# [OBJECTIVE]
Skip the pictures and repeat each line of the data exactly.

>> start

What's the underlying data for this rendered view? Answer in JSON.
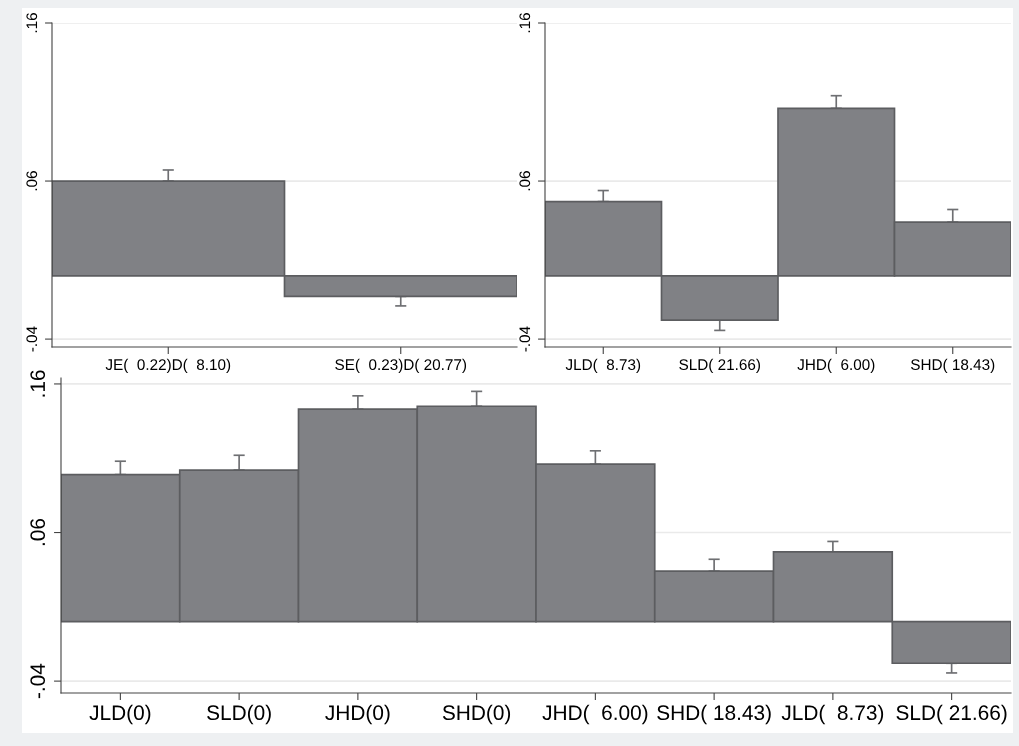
{
  "chart_data": [
    {
      "type": "bar",
      "categories": [
        "JE(  0.22)D(  8.10)",
        "SE(  0.23)D( 20.77)"
      ],
      "color": "#808185",
      "values": [
        0.06,
        -0.013
      ],
      "errors": [
        [
          0.06,
          0.067
        ],
        [
          -0.019,
          -0.013
        ]
      ],
      "ylim": [
        -0.045,
        0.16
      ],
      "yticks": [
        {
          "value": -0.04,
          "label": "-.04"
        },
        {
          "value": 0.06,
          "label": ".06"
        },
        {
          "value": 0.16,
          "label": ".16"
        }
      ],
      "grid": "y"
    },
    {
      "type": "bar",
      "categories": [
        "JLD(  8.73)",
        "SLD( 21.66)",
        "JHD(  6.00)",
        "SHD( 18.43)"
      ],
      "color": "#808185",
      "values": [
        0.047,
        -0.028,
        0.106,
        0.034
      ],
      "errors": [
        [
          0.047,
          0.054
        ],
        [
          -0.0345,
          -0.028
        ],
        [
          0.106,
          0.114
        ],
        [
          0.034,
          0.042
        ]
      ],
      "ylim": [
        -0.045,
        0.16
      ],
      "yticks": [
        {
          "value": -0.04,
          "label": "-.04"
        },
        {
          "value": 0.06,
          "label": ".06"
        },
        {
          "value": 0.16,
          "label": ".16"
        }
      ],
      "grid": "y"
    },
    {
      "type": "bar",
      "categories": [
        "JLD(0)",
        "SLD(0)",
        "JHD(0)",
        "SHD(0)",
        "JHD(  6.00)",
        "SHD( 18.43)",
        "JLD(  8.73)",
        "SLD( 21.66)"
      ],
      "color": "#808185",
      "values": [
        0.099,
        0.102,
        0.143,
        0.145,
        0.106,
        0.034,
        0.047,
        -0.028
      ],
      "errors": [
        [
          0.099,
          0.108
        ],
        [
          0.102,
          0.112
        ],
        [
          0.143,
          0.152
        ],
        [
          0.145,
          0.155
        ],
        [
          0.106,
          0.115
        ],
        [
          0.034,
          0.042
        ],
        [
          0.047,
          0.054
        ],
        [
          -0.0345,
          -0.028
        ]
      ],
      "ylim": [
        -0.048,
        0.164
      ],
      "yticks": [
        {
          "value": -0.04,
          "label": "-.04"
        },
        {
          "value": 0.06,
          "label": ".06"
        },
        {
          "value": 0.16,
          "label": ".16"
        }
      ],
      "grid": "y"
    }
  ]
}
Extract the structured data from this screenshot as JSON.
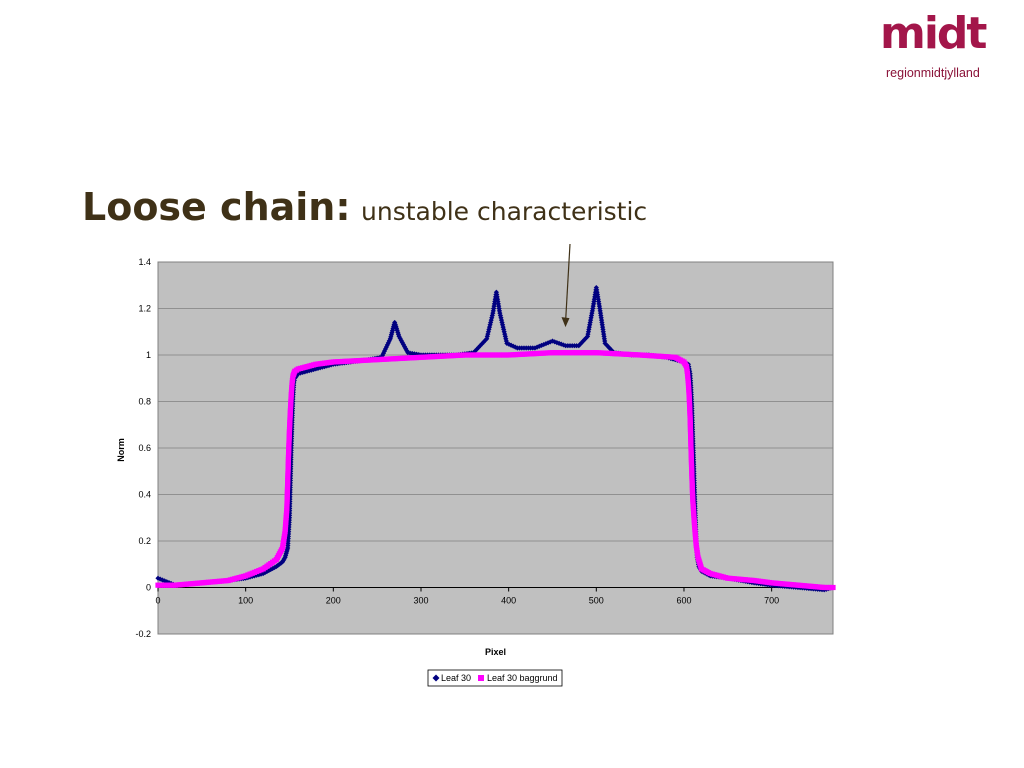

>> end

# [COMPLETED TASK]
What's the underlying data for this rendered view? Answer in JSON.
{
  "chart_data": [
    {
      "type": "bar",
      "categories": [
        "JE(  0.22)D(  8.10)",
        "SE(  0.23)D( 20.77)"
      ],
      "color": "#808185",
      "values": [
        0.06,
        -0.013
      ],
      "errors": [
        [
          0.06,
          0.067
        ],
        [
          -0.019,
          -0.013
        ]
      ],
      "ylim": [
        -0.045,
        0.16
      ],
      "yticks": [
        {
          "value": -0.04,
          "label": "-.04"
        },
        {
          "value": 0.06,
          "label": ".06"
        },
        {
          "value": 0.16,
          "label": ".16"
        }
      ],
      "grid": "y"
    },
    {
      "type": "bar",
      "categories": [
        "JLD(  8.73)",
        "SLD( 21.66)",
        "JHD(  6.00)",
        "SHD( 18.43)"
      ],
      "color": "#808185",
      "values": [
        0.047,
        -0.028,
        0.106,
        0.034
      ],
      "errors": [
        [
          0.047,
          0.054
        ],
        [
          -0.0345,
          -0.028
        ],
        [
          0.106,
          0.114
        ],
        [
          0.034,
          0.042
        ]
      ],
      "ylim": [
        -0.045,
        0.16
      ],
      "yticks": [
        {
          "value": -0.04,
          "label": "-.04"
        },
        {
          "value": 0.06,
          "label": ".06"
        },
        {
          "value": 0.16,
          "label": ".16"
        }
      ],
      "grid": "y"
    },
    {
      "type": "bar",
      "categories": [
        "JLD(0)",
        "SLD(0)",
        "JHD(0)",
        "SHD(0)",
        "JHD(  6.00)",
        "SHD( 18.43)",
        "JLD(  8.73)",
        "SLD( 21.66)"
      ],
      "color": "#808185",
      "values": [
        0.099,
        0.102,
        0.143,
        0.145,
        0.106,
        0.034,
        0.047,
        -0.028
      ],
      "errors": [
        [
          0.099,
          0.108
        ],
        [
          0.102,
          0.112
        ],
        [
          0.143,
          0.152
        ],
        [
          0.145,
          0.155
        ],
        [
          0.106,
          0.115
        ],
        [
          0.034,
          0.042
        ],
        [
          0.047,
          0.054
        ],
        [
          -0.0345,
          -0.028
        ]
      ],
      "ylim": [
        -0.048,
        0.164
      ],
      "yticks": [
        {
          "value": -0.04,
          "label": "-.04"
        },
        {
          "value": 0.06,
          "label": ".06"
        },
        {
          "value": 0.16,
          "label": ".16"
        }
      ],
      "grid": "y"
    }
  ]
}
Extract the structured data from this screenshot as JSON.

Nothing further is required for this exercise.